BEGIN ITEMS

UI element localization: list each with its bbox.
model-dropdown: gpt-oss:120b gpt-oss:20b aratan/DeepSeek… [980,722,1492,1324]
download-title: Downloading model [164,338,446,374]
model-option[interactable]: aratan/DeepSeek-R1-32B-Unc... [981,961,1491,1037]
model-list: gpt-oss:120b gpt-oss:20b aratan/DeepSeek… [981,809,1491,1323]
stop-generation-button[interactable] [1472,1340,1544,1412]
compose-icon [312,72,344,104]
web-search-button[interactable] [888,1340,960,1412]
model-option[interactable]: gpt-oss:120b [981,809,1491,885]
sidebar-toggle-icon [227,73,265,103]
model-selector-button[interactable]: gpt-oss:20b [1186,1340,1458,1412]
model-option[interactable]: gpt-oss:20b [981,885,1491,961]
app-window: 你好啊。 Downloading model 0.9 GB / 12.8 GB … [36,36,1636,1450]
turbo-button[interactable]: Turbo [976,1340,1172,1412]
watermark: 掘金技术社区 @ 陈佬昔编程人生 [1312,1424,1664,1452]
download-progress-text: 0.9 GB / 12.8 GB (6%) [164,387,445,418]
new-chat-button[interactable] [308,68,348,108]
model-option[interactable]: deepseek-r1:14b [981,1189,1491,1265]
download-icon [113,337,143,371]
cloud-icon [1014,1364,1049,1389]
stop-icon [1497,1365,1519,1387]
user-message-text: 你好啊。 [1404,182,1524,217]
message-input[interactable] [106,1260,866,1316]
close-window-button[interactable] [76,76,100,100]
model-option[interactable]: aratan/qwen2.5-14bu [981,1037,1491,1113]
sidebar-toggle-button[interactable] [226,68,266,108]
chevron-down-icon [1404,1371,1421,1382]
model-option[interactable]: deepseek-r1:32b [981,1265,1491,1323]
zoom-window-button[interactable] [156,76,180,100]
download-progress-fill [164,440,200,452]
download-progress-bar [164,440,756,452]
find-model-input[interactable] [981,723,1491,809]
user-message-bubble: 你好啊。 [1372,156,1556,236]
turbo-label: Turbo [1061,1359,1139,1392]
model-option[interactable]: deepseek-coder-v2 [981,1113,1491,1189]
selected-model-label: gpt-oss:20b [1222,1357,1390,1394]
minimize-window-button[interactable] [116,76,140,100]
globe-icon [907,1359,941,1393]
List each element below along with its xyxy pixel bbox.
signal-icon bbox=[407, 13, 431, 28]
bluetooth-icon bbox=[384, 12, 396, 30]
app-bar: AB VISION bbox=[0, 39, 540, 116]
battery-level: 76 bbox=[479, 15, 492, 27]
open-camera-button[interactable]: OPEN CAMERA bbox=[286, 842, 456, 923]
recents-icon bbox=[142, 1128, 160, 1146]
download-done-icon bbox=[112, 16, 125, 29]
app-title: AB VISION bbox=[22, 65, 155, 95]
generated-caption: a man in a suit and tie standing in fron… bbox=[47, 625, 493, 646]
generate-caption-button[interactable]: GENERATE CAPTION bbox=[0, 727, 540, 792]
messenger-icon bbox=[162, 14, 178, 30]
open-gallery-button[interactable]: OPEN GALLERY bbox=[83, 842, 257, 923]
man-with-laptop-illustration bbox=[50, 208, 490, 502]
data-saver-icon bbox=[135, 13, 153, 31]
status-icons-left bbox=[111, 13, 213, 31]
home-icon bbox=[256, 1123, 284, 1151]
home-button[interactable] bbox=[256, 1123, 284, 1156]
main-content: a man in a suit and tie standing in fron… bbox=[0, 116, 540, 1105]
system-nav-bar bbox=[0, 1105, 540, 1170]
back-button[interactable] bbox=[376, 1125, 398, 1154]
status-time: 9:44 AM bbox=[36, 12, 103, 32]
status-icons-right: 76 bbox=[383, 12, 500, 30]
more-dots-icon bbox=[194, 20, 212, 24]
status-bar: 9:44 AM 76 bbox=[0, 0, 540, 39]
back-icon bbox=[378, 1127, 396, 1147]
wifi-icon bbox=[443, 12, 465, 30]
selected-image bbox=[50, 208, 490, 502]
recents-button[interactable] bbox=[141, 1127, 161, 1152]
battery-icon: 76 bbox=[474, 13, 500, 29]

END ITEMS

EXERCISE BRIEF: Please put each line of the listing above into a JSON list of strings, one string per line, leaving out any blank lines.

THE COMPLETED TASK:
[
  "UI element localization: list each with its bbox.",
  "model-dropdown: gpt-oss:120b gpt-oss:20b aratan/DeepSeek… [980,722,1492,1324]",
  "download-title: Downloading model [164,338,446,374]",
  "model-option[interactable]: aratan/DeepSeek-R1-32B-Unc... [981,961,1491,1037]",
  "model-list: gpt-oss:120b gpt-oss:20b aratan/DeepSeek… [981,809,1491,1323]",
  "stop-generation-button[interactable] [1472,1340,1544,1412]",
  "compose-icon [312,72,344,104]",
  "web-search-button[interactable] [888,1340,960,1412]",
  "model-option[interactable]: gpt-oss:120b [981,809,1491,885]",
  "sidebar-toggle-icon [227,73,265,103]",
  "model-selector-button[interactable]: gpt-oss:20b [1186,1340,1458,1412]",
  "model-option[interactable]: gpt-oss:20b [981,885,1491,961]",
  "app-window: 你好啊。 Downloading model 0.9 GB / 12.8 GB … [36,36,1636,1450]",
  "turbo-button[interactable]: Turbo [976,1340,1172,1412]",
  "watermark: 掘金技术社区 @ 陈佬昔编程人生 [1312,1424,1664,1452]",
  "download-progress-text: 0.9 GB / 12.8 GB (6%) [164,387,445,418]",
  "new-chat-button[interactable] [308,68,348,108]",
  "model-option[interactable]: deepseek-r1:14b [981,1189,1491,1265]",
  "download-icon [113,337,143,371]",
  "cloud-icon [1014,1364,1049,1389]",
  "stop-icon [1497,1365,1519,1387]",
  "user-message-text: 你好啊。 [1404,182,1524,217]",
  "message-input[interactable] [106,1260,866,1316]",
  "close-window-button[interactable] [76,76,100,100]",
  "model-option[interactable]: aratan/qwen2.5-14bu [981,1037,1491,1113]",
  "sidebar-toggle-button[interactable] [226,68,266,108]",
  "chevron-down-icon [1404,1371,1421,1382]",
  "model-option[interactable]: deepseek-r1:32b [981,1265,1491,1323]",
  "zoom-window-button[interactable] [156,76,180,100]",
  "download-progress-fill [164,440,200,452]",
  "download-progress-bar [164,440,756,452]",
  "find-model-input[interactable] [981,723,1491,809]",
  "user-message-bubble: 你好啊。 [1372,156,1556,236]",
  "turbo-label: Turbo [1061,1359,1139,1392]",
  "model-option[interactable]: deepseek-coder-v2 [981,1113,1491,1189]",
  "selected-model-label: gpt-oss:20b [1222,1357,1390,1394]",
  "minimize-window-button[interactable] [116,76,140,100]",
  "globe-icon [907,1359,941,1393]",
  "List each element below along with its xyxy pixel bbox.",
  "signal-icon bbox=[407, 13, 431, 28]",
  "bluetooth-icon bbox=[384, 12, 396, 30]",
  "app-bar: AB VISION bbox=[0, 39, 540, 116]",
  "battery-level: 76 bbox=[479, 15, 492, 27]",
  "open-camera-button[interactable]: OPEN CAMERA bbox=[286, 842, 456, 923]",
  "recents-icon bbox=[142, 1128, 160, 1146]",
  "download-done-icon bbox=[112, 16, 125, 29]",
  "app-title: AB VISION bbox=[22, 65, 155, 95]",
  "generated-caption: a man in a suit and tie standing in fron… bbox=[47, 625, 493, 646]",
  "generate-caption-button[interactable]: GENERATE CAPTION bbox=[0, 727, 540, 792]",
  "messenger-icon bbox=[162, 14, 178, 30]",
  "open-gallery-button[interactable]: OPEN GALLERY bbox=[83, 842, 257, 923]",
  "man-with-laptop-illustration bbox=[50, 208, 490, 502]",
  "data-saver-icon bbox=[135, 13, 153, 31]",
  "status-icons-left bbox=[111, 13, 213, 31]",
  "home-icon bbox=[256, 1123, 284, 1151]",
  "home-button[interactable] bbox=[256, 1123, 284, 1156]",
  "main-content: a man in a suit and tie standing in fron… bbox=[0, 116, 540, 1105]",
  "system-nav-bar bbox=[0, 1105, 540, 1170]",
  "back-button[interactable] bbox=[376, 1125, 398, 1154]",
  "status-time: 9:44 AM bbox=[36, 12, 103, 32]",
  "status-icons-right: 76 bbox=[383, 12, 500, 30]",
  "more-dots-icon bbox=[194, 20, 212, 24]",
  "status-bar: 9:44 AM 76 bbox=[0, 0, 540, 39]",
  "back-icon bbox=[378, 1127, 396, 1147]",
  "wifi-icon bbox=[443, 12, 465, 30]",
  "selected-image bbox=[50, 208, 490, 502]",
  "recents-button[interactable] bbox=[141, 1127, 161, 1152]",
  "battery-icon: 76 bbox=[474, 13, 500, 29]"
]